Yazılı talep:
Ubey b. Ka'b'ın zekat toplama görevini anlatan rivayet metnini, son cümlesinden sonra gelecek şekilde sürdürün.

Sağlanan metin:
• • •
5- Zekatı Alırken,
Halkın Mallarının En Değerlisini Almaktan Sakınmak ve Zekat Verenin Kendi
isteğiyle Malının En Güzelini Vermesi
1- Ubey b. Ka'b
- - (-)
9141 (1)- Ubey b. Ka'b
anlatıyor: Resulullah (Sallallahu aleyhi ve Sellem) beni zekat memuru olarak
Beliyy, Uzre ve Sa'd b. Huzeym b. Kudaa oğullarına --(ravi) Yakub başka bir
yerde: "Kudaa'dan Sa'd b. Huzeym oğullarına" demiştir-- gönderdi. Bunlardan zekatlarını aldım ve son
bir kişiye uğradım. Bu adamın ikamet ettiği yer o kabileler arasında, Medine'de
olan Resulullah (Sallallahu aleyhi ve Sellem)'e en yakın olan yerdi. Malını
benim için biraraya toplayınca o malda ona ancak bir yaşını bitirip iki yaşına
basmış bir dişi deve (zekat vacib) olduğu kanaatine vardım. Bunun üzerine ona
zekatının bu kadar olduğunu bildirdim. Adam şöyle karşılık verdi: "Bu
yaştaki bir devenin ne sütü olur, ne de yük taşır. Vallahi! Senden önce ne
Resulullah (Sallallahu aleyhi ve Sellem), ne de onun elçisi malımın başında
durmadı (malımı görmedi). Ben de Allah'a malımdan sütü olmayan ve yük
taşıyamayan bir deveyi vermem. Ancak şu deve genç ve semizdir, onu al."
Ben: "Ben, bana emredilmeyen şeyi almam. İşte Resulullah (Sallallahu
aleyhi ve Sellem) sana yakındır. Eğer istersen gidip bana teklif ettiğini ona
da teklif edersin. O isterse kabul eder, isterse reddeder" deyince, o da:
"Ben de böyle yapacağım" dedi ve bana vermek istediği deveyi alıp
benimle yola çıktı ve Resulullah (Sallallahu aleyhi ve Sellem)'e geldik. Adam
şöyle dedi: "Ey Allah'ın Peygamberi! Elçin, malımın zekatını almak için
geldi. Vallahi daha önce ne Resulullah (Sallallahu aleyhi ve Sellem), ne de
başkası malımın başında durmadı (malımı görmedi). Ona malımı toplayınca, vermem
gereken zekatın iki yaşına basmış bir deve yavrusu olduğunu söyledi. Böyle bir
deve ne süt verir, ne de yük taşır. Ona genç ve semiz bir deveyi vermeyi teklif
edince ise kabul etmedi. İşte ona teklif ettiğim deve de budur. Onunla sana
geldim ey Allah'ın Resulü! Onu sen al." Resulullah (Sallallahu aleyhi ve
Sellem) adama: ''Sana (vacib) olan odur. Ama (ondan daha) iyisini tatavvu
olarak verirsen biz de onu senden kabul ederiz ve Allah sana onun sevabını
verir" buyurunca adam: "İşte o, budur ey Allah'ın Resulü! Onu sana
getirdim, (buyur) al" dedi. Nebi {Sallallahu aleyhi ve Sellem) devenin
alınmasını emretti ve adamın malının bereketli olması için dua etti.
• • •
Sağlanan veriler:

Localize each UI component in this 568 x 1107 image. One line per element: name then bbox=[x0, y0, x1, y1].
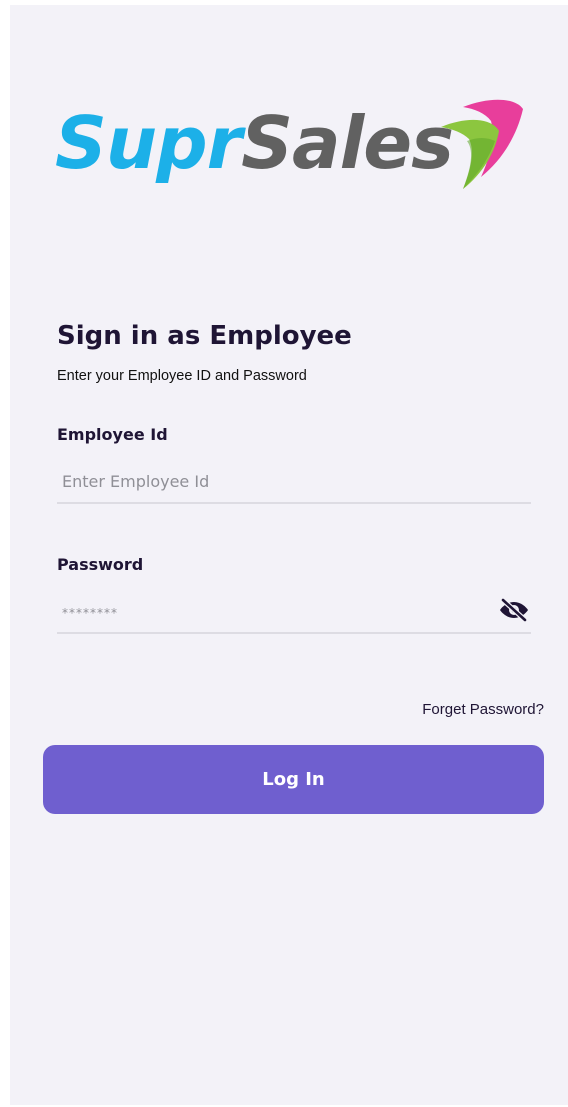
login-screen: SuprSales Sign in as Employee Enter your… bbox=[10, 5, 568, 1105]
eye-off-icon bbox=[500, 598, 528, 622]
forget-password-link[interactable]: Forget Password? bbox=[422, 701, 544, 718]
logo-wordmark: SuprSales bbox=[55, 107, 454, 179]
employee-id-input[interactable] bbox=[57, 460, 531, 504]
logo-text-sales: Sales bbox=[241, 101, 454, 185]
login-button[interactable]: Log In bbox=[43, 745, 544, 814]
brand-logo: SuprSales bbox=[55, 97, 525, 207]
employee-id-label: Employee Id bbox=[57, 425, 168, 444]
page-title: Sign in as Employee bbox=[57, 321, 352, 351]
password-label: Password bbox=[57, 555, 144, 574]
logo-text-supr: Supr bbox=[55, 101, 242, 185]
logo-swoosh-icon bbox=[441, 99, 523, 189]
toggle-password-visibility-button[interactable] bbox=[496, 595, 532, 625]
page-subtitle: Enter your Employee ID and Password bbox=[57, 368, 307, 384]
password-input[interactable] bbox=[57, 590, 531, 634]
• • •
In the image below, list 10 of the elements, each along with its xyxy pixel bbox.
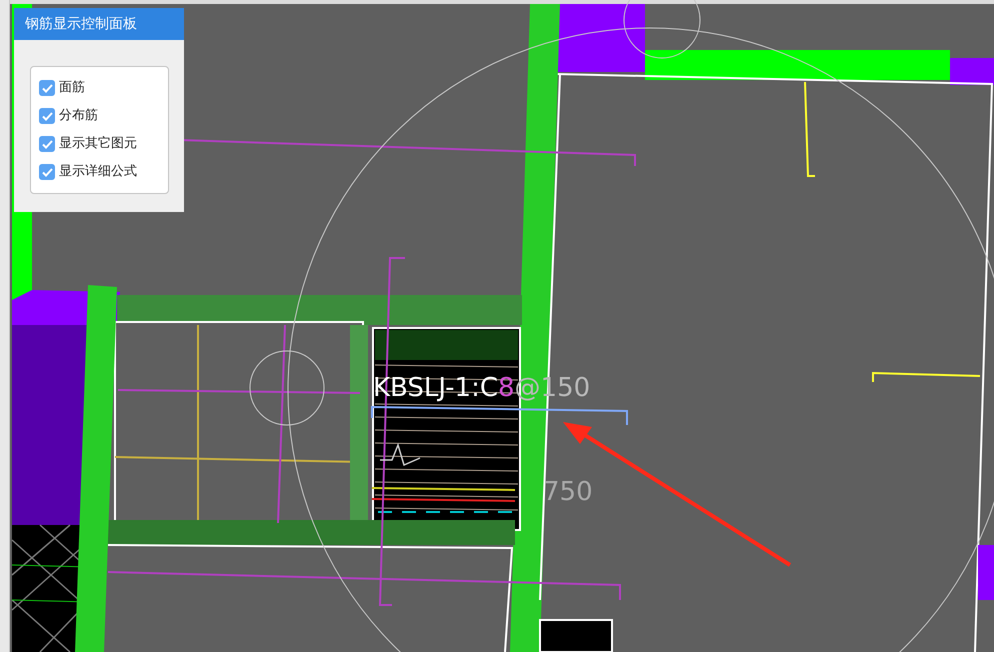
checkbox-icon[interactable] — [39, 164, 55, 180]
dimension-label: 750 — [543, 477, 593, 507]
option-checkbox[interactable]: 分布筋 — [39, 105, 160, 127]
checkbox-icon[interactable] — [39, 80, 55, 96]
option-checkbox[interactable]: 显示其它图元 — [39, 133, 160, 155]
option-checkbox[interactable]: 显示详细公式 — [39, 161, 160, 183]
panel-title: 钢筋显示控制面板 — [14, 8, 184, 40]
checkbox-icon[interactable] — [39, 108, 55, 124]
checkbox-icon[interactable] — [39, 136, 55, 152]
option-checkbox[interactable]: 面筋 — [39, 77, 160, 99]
• • •
Beklenen yanıt:
[-Sahih-]
Diğer tahric: Ebu Davud
2/106 (1583) ve İbn Huzeyme 4/24 (2277) rivayet ettiler.
9142 (2)-Z Yahya b.
Abdillah, Umara b. Hazm kanalıyla Ubey b. Ka'b'dan Resulullah (Sallallahu
aleyhi ve Sellem)'in kendisini zekat toplamak üzere gönderdiğini nakledip
hadisi aktardı ve Umara'nın şöyle dediğini ekledi: "Muaviye zamanında
zekatlarını toplamakla görevlendirildim. O adamdan, yanında olan bin beş yüz
devenin zekatı olarak beş yaşına giren otuz deve aldım."
[-Sahih-]
2- Resulullah
(Sallallahu aleyhi ve Sellem)'in Zekat Memuru
- - (-)
9143- Süveyd b. Gafele
der ki: Resulullah (Sallallahu aleyhi ve Sellem)'in zekat memuru geldiği zaman
gidip yanında oturdum. Şöyle dediğini işittim: "Henüz süt içen hayvanı
zekat olarak almamamız bize emredildi. Bunun yanında ayrı ayrı olan malları bir
arada hesap etmememiz, toplu olan malları da ayırmamamız emredildi." O sırada
adamın biri iri ve yüksekçe bir deve getirip: "Al!" deyince, memur
onu almayı kabul etmedi.
[Hasen]
Diğer tahric: Ebu Davud
2/102 (1580), Nesai 5/30 (2457) ve İbn Mace 1/576 (1801) rivayet ettiler.
9144- es-Sunabihi der
ki: Resulullah (Sallallahu aleyhi ve Sellem) zekat develerinin arasında yaşlı
bir deve görünce kızdı ve: ''Bu nedir?'' diye sordu. Zekat memuru: "Bunu
iki deve karşılığında aldım" deyince, Nebi (Sallallahu aleyhi ve Sellem)
sustu.
[-Sahih-]
Heysemi (4/105) senedinde
Mücalid b. Sa'd'in olduğunu ve hadisin hasen olduğunu söyledi.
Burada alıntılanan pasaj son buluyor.